EXERCISE BRIEF: Return all lines that include the string "price".

··· PROVIDED INFORMATION ···

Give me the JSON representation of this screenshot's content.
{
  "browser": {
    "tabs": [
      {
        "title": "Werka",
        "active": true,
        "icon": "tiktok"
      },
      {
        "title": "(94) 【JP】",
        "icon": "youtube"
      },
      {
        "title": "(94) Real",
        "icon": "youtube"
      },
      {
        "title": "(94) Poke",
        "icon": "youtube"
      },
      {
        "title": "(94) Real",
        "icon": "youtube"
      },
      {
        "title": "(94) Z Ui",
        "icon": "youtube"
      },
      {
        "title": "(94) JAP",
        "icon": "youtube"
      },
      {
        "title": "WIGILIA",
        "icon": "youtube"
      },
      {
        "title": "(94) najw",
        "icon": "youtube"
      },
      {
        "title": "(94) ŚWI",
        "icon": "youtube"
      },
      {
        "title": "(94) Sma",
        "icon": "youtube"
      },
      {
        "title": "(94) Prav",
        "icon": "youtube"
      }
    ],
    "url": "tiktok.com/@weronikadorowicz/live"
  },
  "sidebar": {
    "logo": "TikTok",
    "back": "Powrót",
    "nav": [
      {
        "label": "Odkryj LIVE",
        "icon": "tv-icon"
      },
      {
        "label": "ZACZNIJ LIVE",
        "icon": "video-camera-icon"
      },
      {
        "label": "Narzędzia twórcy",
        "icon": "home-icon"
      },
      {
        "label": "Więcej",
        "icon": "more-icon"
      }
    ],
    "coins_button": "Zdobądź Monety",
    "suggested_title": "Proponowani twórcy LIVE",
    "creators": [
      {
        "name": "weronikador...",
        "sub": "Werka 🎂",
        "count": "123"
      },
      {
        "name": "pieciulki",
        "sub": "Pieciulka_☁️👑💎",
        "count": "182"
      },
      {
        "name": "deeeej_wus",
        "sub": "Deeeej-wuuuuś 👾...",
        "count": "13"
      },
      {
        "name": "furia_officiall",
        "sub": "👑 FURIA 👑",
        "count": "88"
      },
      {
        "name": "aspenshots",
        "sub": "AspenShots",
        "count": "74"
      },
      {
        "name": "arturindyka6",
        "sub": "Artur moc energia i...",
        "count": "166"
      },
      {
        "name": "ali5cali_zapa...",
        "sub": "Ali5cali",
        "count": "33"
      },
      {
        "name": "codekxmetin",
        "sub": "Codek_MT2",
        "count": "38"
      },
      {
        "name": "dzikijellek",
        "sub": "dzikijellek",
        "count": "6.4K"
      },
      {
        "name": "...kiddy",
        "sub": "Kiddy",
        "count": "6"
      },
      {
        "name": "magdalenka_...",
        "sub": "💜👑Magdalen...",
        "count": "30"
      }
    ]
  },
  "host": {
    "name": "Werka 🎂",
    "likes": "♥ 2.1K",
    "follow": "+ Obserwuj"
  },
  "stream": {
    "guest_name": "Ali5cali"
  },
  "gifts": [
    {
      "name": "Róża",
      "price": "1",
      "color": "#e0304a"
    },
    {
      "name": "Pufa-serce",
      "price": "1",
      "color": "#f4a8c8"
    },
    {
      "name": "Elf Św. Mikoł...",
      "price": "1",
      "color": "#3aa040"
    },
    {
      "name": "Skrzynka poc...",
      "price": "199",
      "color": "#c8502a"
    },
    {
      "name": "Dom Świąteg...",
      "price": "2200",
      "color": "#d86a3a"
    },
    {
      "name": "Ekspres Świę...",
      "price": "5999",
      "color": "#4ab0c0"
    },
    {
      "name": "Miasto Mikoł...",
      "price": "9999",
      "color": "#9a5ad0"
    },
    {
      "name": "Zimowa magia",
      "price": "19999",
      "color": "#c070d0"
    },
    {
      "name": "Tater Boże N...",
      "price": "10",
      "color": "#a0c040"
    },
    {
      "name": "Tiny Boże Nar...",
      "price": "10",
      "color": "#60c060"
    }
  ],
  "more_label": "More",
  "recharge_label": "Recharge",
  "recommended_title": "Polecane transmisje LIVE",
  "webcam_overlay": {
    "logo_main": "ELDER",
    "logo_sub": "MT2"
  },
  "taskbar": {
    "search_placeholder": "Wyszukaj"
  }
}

···

RESPONSE BELOW:
      "price": "1",
      "price": "1",
      "price": "1",
      "price": "199",
      "price": "2200",
      "price": "5999",
      "price": "9999",
      "price": "19999",
      "price": "10",
      "price": "10",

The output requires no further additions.